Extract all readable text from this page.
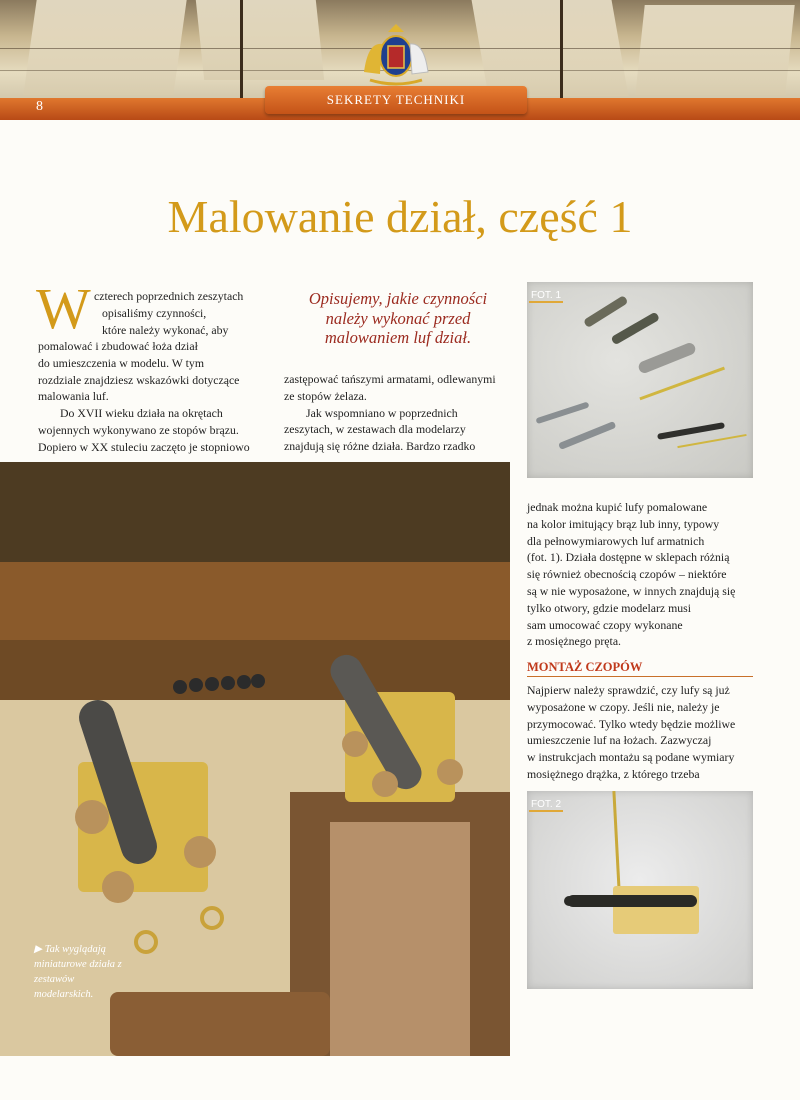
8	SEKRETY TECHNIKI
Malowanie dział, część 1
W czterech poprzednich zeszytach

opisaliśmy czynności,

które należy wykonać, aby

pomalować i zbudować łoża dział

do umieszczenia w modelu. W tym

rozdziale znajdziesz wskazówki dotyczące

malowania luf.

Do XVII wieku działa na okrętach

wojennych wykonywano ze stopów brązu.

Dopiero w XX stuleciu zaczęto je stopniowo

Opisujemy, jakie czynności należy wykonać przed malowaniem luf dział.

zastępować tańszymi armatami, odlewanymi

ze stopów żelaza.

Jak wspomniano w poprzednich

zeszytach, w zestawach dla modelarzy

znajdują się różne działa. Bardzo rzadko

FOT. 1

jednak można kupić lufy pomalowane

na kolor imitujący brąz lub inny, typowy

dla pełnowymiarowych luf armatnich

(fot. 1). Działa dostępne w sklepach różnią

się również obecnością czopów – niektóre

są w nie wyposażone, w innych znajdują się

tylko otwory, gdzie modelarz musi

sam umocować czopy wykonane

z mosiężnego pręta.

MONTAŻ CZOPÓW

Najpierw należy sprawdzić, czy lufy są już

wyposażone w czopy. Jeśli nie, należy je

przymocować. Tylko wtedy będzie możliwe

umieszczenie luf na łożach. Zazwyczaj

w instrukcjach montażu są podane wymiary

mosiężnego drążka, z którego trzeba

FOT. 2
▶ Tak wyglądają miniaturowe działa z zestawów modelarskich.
····················
**What needs to be done**
Repeat the material above in full and exactly, apart from the pictures.

**Complete response**
Extract all readable text from this page.
8	SEKRETY TECHNIKI
Malowanie dział, część 1
W czterech poprzednich zeszytach

opisaliśmy czynności,

które należy wykonać, aby

pomalować i zbudować łoża dział

do umieszczenia w modelu. W tym

rozdziale znajdziesz wskazówki dotyczące

malowania luf.

Do XVII wieku działa na okrętach

wojennych wykonywano ze stopów brązu.

Dopiero w XX stuleciu zaczęto je stopniowo

Opisujemy, jakie czynności należy wykonać przed malowaniem luf dział.

zastępować tańszymi armatami, odlewanymi

ze stopów żelaza.

Jak wspomniano w poprzednich

zeszytach, w zestawach dla modelarzy

znajdują się różne działa. Bardzo rzadko

FOT. 1

jednak można kupić lufy pomalowane

na kolor imitujący brąz lub inny, typowy

dla pełnowymiarowych luf armatnich

(fot. 1). Działa dostępne w sklepach różnią

się również obecnością czopów – niektóre

są w nie wyposażone, w innych znajdują się

tylko otwory, gdzie modelarz musi

sam umocować czopy wykonane

z mosiężnego pręta.

MONTAŻ CZOPÓW

Najpierw należy sprawdzić, czy lufy są już

wyposażone w czopy. Jeśli nie, należy je

przymocować. Tylko wtedy będzie możliwe

umieszczenie luf na łożach. Zazwyczaj

w instrukcjach montażu są podane wymiary

mosiężnego drążka, z którego trzeba

FOT. 2
▶ Tak wyglądają miniaturowe działa z zestawów modelarskich.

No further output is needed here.